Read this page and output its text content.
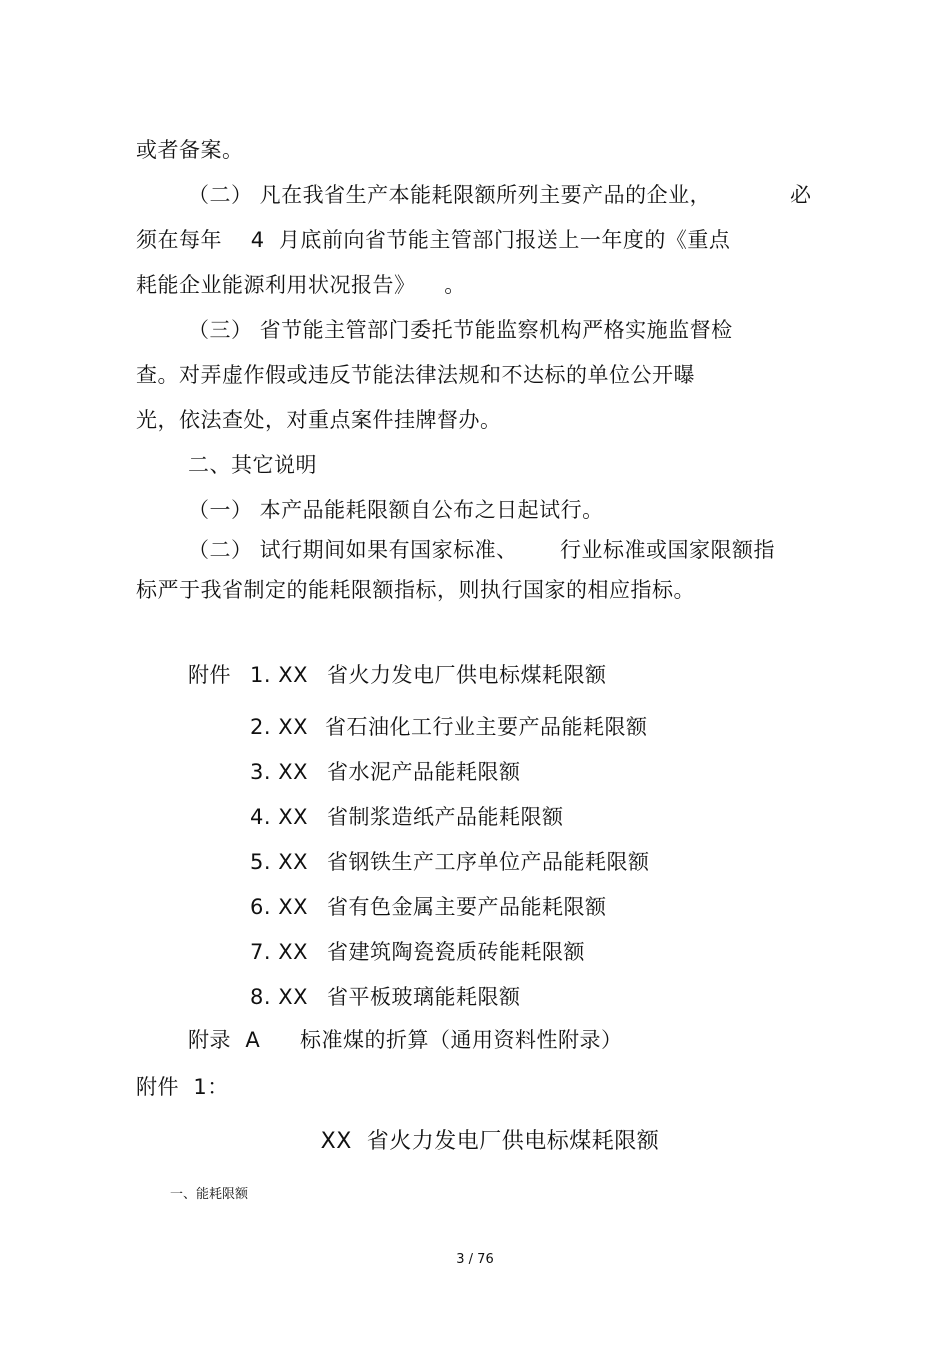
或者备案。
（二） 凡在我省生产本能耗限额所列主要产品的企业，	必
须在每年    4  月底前向省节能主管部门报送上一年度的《重点
耗能企业能源利用状况报告》    。
（三） 省节能主管部门委托节能监察机构严格实施监督检
查。对弄虚作假或违反节能法律法规和不达标的单位公开曝
光，依法查处，对重点案件挂牌督办。
二、其它说明
（一） 本产品能耗限额自公布之日起试行。
（二） 试行期间如果有国家标准、 行业标准或国家限额指
标严于我省制定的能耗限额指标，则执行国家的相应指标。
附件 1. XX 省火力发电厂供电标煤耗限额
2. XX 省石油化工行业主要产品能耗限额
3. XX 省水泥产品能耗限额
4. XX 省制浆造纸产品能耗限额
5. XX 省钢铁生产工序单位产品能耗限额
6. XX 省有色金属主要产品能耗限额
7. XX 省建筑陶瓷瓷质砖能耗限额
8. XX 省平板玻璃能耗限额
附录  A 标准煤的折算（通用资料性附录）
附件  1：
XX  省火力发电厂供电标煤耗限额
一、能耗限额
3 / 76
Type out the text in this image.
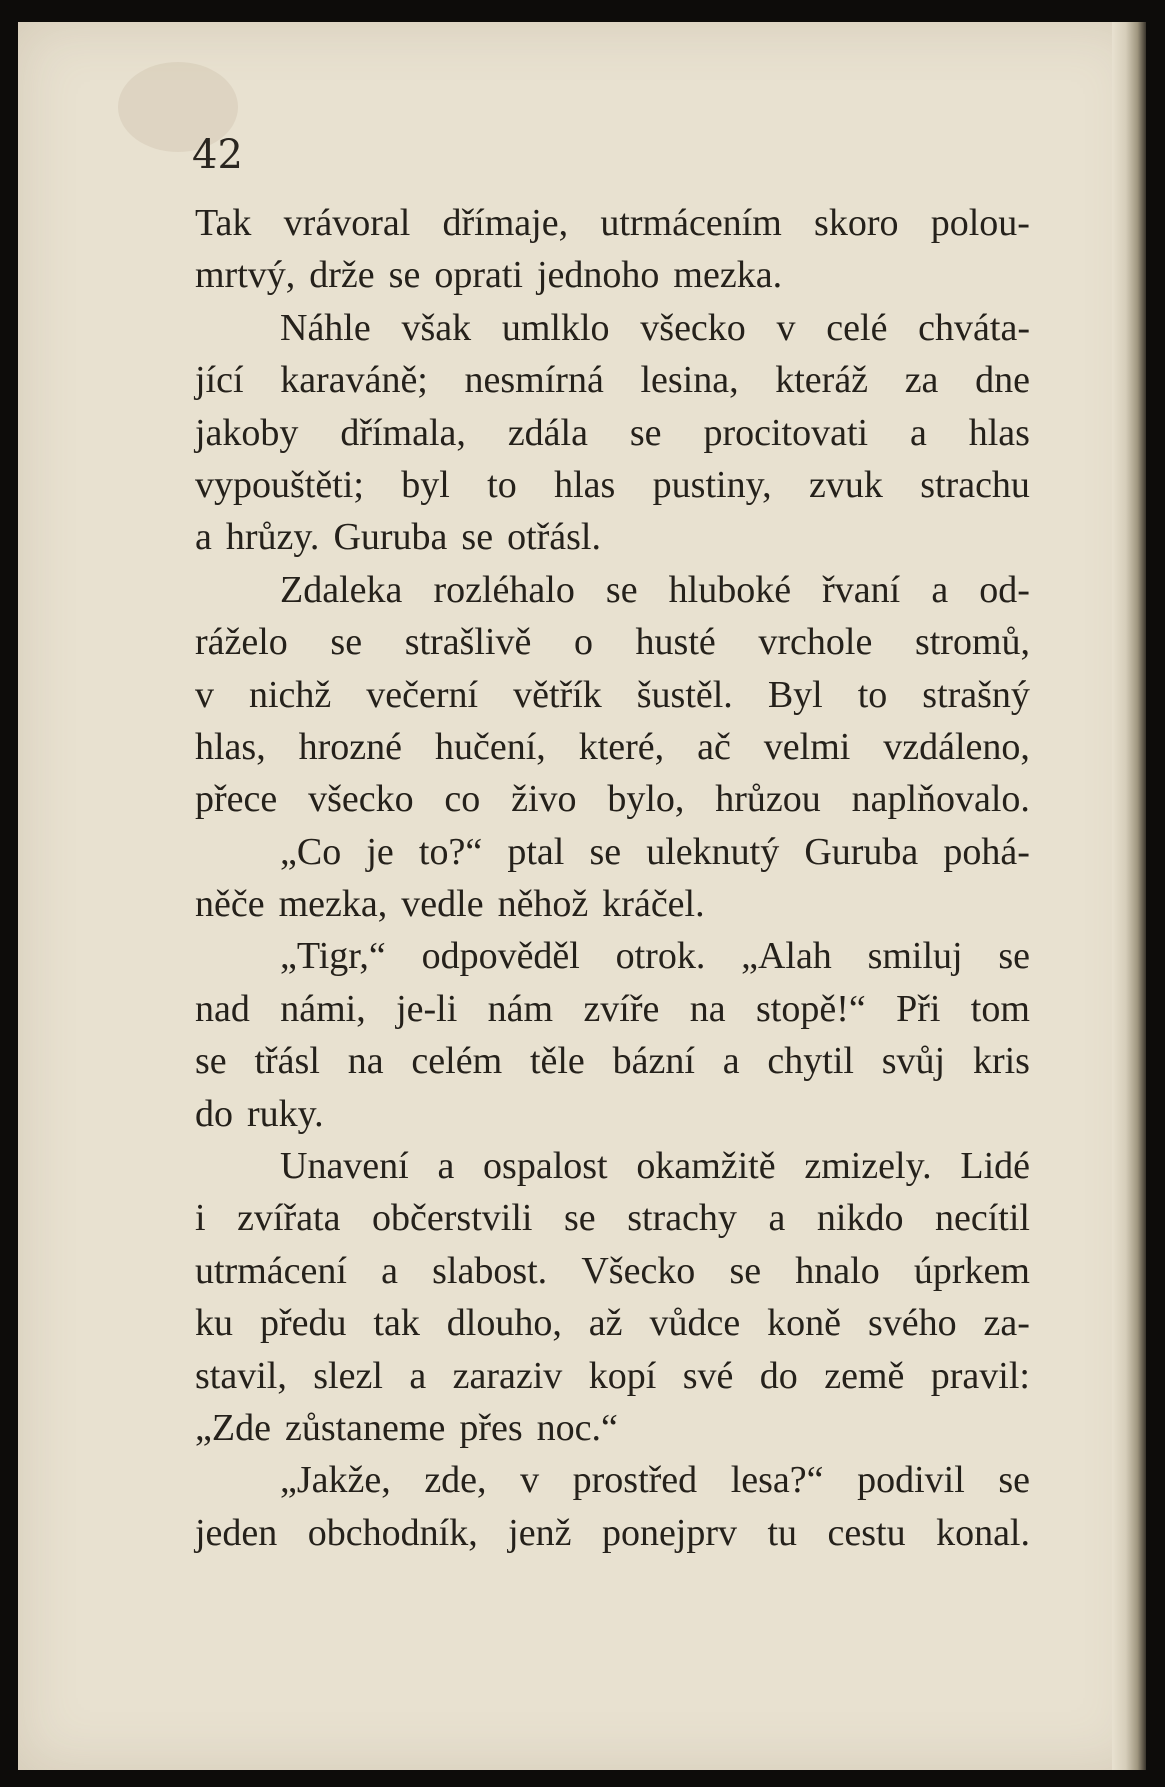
42

Tak vrávoral dřímaje, utrmácením skoro polou-
mrtvý, drže se oprati jednoho mezka.
Náhle však umlklo všecko v celé chváta-
jící karaváně; nesmírná lesina, kteráž za dne
jakoby dřímala, zdála se procitovati a hlas
vypouštěti; byl to hlas pustiny, zvuk strachu
a hrůzy. Guruba se otřásl.
Zdaleka rozléhalo se hluboké řvaní a od-
ráželo se strašlivě o husté vrchole stromů,
v nichž večerní větřík šustěl. Byl to strašný
hlas, hrozné hučení, které, ač velmi vzdáleno,
přece všecko co živo bylo, hrůzou naplňovalo.
„Co je to?“ ptal se uleknutý Guruba pohá-
něče mezka, vedle něhož kráčel.
„Tigr,“ odpověděl otrok. „Alah smiluj se
nad námi, je-li nám zvíře na stopě!“ Při tom
se třásl na celém těle bázní a chytil svůj kris
do ruky.
Unavení a ospalost okamžitě zmizely. Lidé
i zvířata občerstvili se strachy a nikdo necítil
utrmácení a slabost. Všecko se hnalo úprkem
ku předu tak dlouho, až vůdce koně svého za-
stavil, slezl a zaraziv kopí své do země pravil:
„Zde zůstaneme přes noc.“
„Jakže, zde, v prostřed lesa?“ podivil se
jeden obchodník, jenž ponejprv tu cestu konal.
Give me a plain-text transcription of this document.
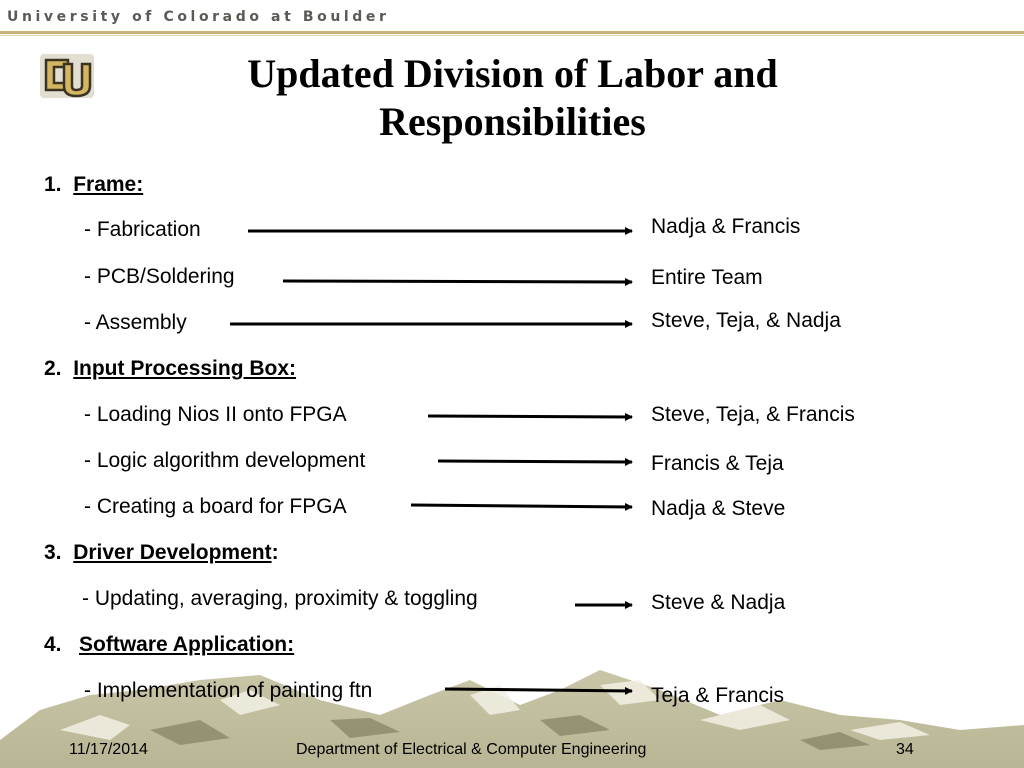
University of Colorado at Boulder
Updated Division of Labor and
Responsibilities
1. Frame:
- Fabrication	Nadja & Francis
- PCB/Soldering	Entire Team
- Assembly	Steve, Teja, & Nadja
2. Input Processing Box:
- Loading Nios II onto FPGA	Steve, Teja, & Francis
- Logic algorithm development	Francis & Teja
- Creating a board for FPGA	Nadja & Steve
3. Driver Development:
- Updating, averaging, proximity & toggling	Steve & Nadja
4. Software Application:
- Implementation of painting ftn	Teja & Francis
11/17/2014	Department of Electrical & Computer Engineering	34
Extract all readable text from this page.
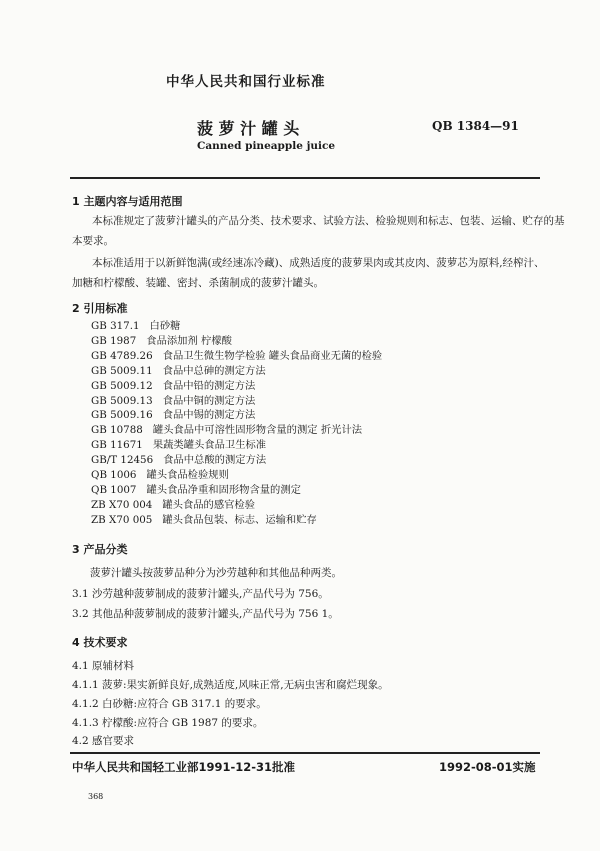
中华人民共和国行业标准
菠 萝 汁 罐 头	QB 1384—91
Canned pineapple juice
1 主题内容与适用范围
本标准规定了菠萝汁罐头的产品分类、技术要求、试验方法、检验规则和标志、包装、运输、贮存的基
本要求。
本标准适用于以新鲜饱满(或经速冻冷藏)、成熟适度的菠萝果肉或其皮肉、菠萝芯为原料,经榨汁、
加糖和柠檬酸、装罐、密封、杀菌制成的菠萝汁罐头。
2 引用标准
GB 317.1 白砂糖
GB 1987 食品添加剂 柠檬酸
GB 4789.26 食品卫生微生物学检验 罐头食品商业无菌的检验
GB 5009.11 食品中总砷的测定方法
GB 5009.12 食品中铅的测定方法
GB 5009.13 食品中铜的测定方法
GB 5009.16 食品中锡的测定方法
GB 10788 罐头食品中可溶性固形物含量的测定 折光计法
GB 11671 果蔬类罐头食品卫生标准
GB/T 12456 食品中总酸的测定方法
QB 1006 罐头食品检验规则
QB 1007 罐头食品净重和固形物含量的测定
ZB X70 004 罐头食品的感官检验
ZB X70 005 罐头食品包装、标志、运输和贮存
3 产品分类
菠萝汁罐头按菠萝品种分为沙劳越种和其他品种两类。
3.1 沙劳越种菠萝制成的菠萝汁罐头,产品代号为 756。
3.2 其他品种菠萝制成的菠萝汁罐头,产品代号为 756 1。
4 技术要求
4.1 原辅材料
4.1.1 菠萝:果实新鲜良好,成熟适度,风味正常,无病虫害和腐烂现象。
4.1.2 白砂糖:应符合 GB 317.1 的要求。
4.1.3 柠檬酸:应符合 GB 1987 的要求。
4.2 感官要求
中华人民共和国轻工业部1991-12-31批准	1992-08-01实施
368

....................

[Set exercise] Pictures are excluded; output everything else in the data verbatim.

[Worked answer]
Read this page and output its text content.
或者备案。
（二） 凡在我省生产本能耗限额所列主要产品的企业，	必
须在每年    4  月底前向省节能主管部门报送上一年度的《重点
耗能企业能源利用状况报告》    。
（三） 省节能主管部门委托节能监察机构严格实施监督检
查。对弄虚作假或违反节能法律法规和不达标的单位公开曝
光，依法查处，对重点案件挂牌督办。
二、其它说明
（一） 本产品能耗限额自公布之日起试行。
（二） 试行期间如果有国家标准、 行业标准或国家限额指
标严于我省制定的能耗限额指标，则执行国家的相应指标。
附件 1. XX 省火力发电厂供电标煤耗限额
2. XX 省石油化工行业主要产品能耗限额
3. XX 省水泥产品能耗限额
4. XX 省制浆造纸产品能耗限额
5. XX 省钢铁生产工序单位产品能耗限额
6. XX 省有色金属主要产品能耗限额
7. XX 省建筑陶瓷瓷质砖能耗限额
8. XX 省平板玻璃能耗限额
附录  A 标准煤的折算（通用资料性附录）
附件  1：
XX  省火力发电厂供电标煤耗限额
一、能耗限额
3 / 76
Type out the text in this image.
42

Tak vrávoral dřímaje, utrmácením skoro polou-
mrtvý, drže se oprati jednoho mezka.
Náhle však umlklo všecko v celé chváta-
jící karaváně; nesmírná lesina, kteráž za dne
jakoby dřímala, zdála se procitovati a hlas
vypouštěti; byl to hlas pustiny, zvuk strachu
a hrůzy. Guruba se otřásl.
Zdaleka rozléhalo se hluboké řvaní a od-
ráželo se strašlivě o husté vrchole stromů,
v nichž večerní větřík šustěl. Byl to strašný
hlas, hrozné hučení, které, ač velmi vzdáleno,
přece všecko co živo bylo, hrůzou naplňovalo.
„Co je to?“ ptal se uleknutý Guruba pohá-
něče mezka, vedle něhož kráčel.
„Tigr,“ odpověděl otrok. „Alah smiluj se
nad námi, je-li nám zvíře na stopě!“ Při tom
se třásl na celém těle bázní a chytil svůj kris
do ruky.
Unavení a ospalost okamžitě zmizely. Lidé
i zvířata občerstvili se strachy a nikdo necítil
utrmácení a slabost. Všecko se hnalo úprkem
ku předu tak dlouho, až vůdce koně svého za-
stavil, slezl a zaraziv kopí své do země pravil:
„Zde zůstaneme přes noc.“
„Jakže, zde, v prostřed lesa?“ podivil se
jeden obchodník, jenž ponejprv tu cestu konal.
Give me a plain-text transcription of this document.
University of Colorado at Boulder
Updated Division of Labor and
Responsibilities
1. Frame:
- Fabrication	Nadja & Francis
- PCB/Soldering	Entire Team
- Assembly	Steve, Teja, & Nadja
2. Input Processing Box:
- Loading Nios II onto FPGA	Steve, Teja, & Francis
- Logic algorithm development	Francis & Teja
- Creating a board for FPGA	Nadja & Steve
3. Driver Development:
- Updating, averaging, proximity & toggling	Steve & Nadja
4. Software Application:
- Implementation of painting ftn	Teja & Francis
11/17/2014	Department of Electrical & Computer Engineering	34
Extract all readable text from this page.
中华人民共和国行业标准
菠 萝 汁 罐 头	QB 1384—91
Canned pineapple juice
1 主题内容与适用范围
本标准规定了菠萝汁罐头的产品分类、技术要求、试验方法、检验规则和标志、包装、运输、贮存的基
本要求。
本标准适用于以新鲜饱满(或经速冻冷藏)、成熟适度的菠萝果肉或其皮肉、菠萝芯为原料,经榨汁、
加糖和柠檬酸、装罐、密封、杀菌制成的菠萝汁罐头。
2 引用标准
GB 317.1 白砂糖
GB 1987 食品添加剂 柠檬酸
GB 4789.26 食品卫生微生物学检验 罐头食品商业无菌的检验
GB 5009.11 食品中总砷的测定方法
GB 5009.12 食品中铅的测定方法
GB 5009.13 食品中铜的测定方法
GB 5009.16 食品中锡的测定方法
GB 10788 罐头食品中可溶性固形物含量的测定 折光计法
GB 11671 果蔬类罐头食品卫生标准
GB/T 12456 食品中总酸的测定方法
QB 1006 罐头食品检验规则
QB 1007 罐头食品净重和固形物含量的测定
ZB X70 004 罐头食品的感官检验
ZB X70 005 罐头食品包装、标志、运输和贮存
3 产品分类
菠萝汁罐头按菠萝品种分为沙劳越种和其他品种两类。
3.1 沙劳越种菠萝制成的菠萝汁罐头,产品代号为 756。
3.2 其他品种菠萝制成的菠萝汁罐头,产品代号为 756 1。
4 技术要求
4.1 原辅材料
4.1.1 菠萝:果实新鲜良好,成熟适度,风味正常,无病虫害和腐烂现象。
4.1.2 白砂糖:应符合 GB 317.1 的要求。
4.1.3 柠檬酸:应符合 GB 1987 的要求。
4.2 感官要求
中华人民共和国轻工业部1991-12-31批准	1992-08-01实施
368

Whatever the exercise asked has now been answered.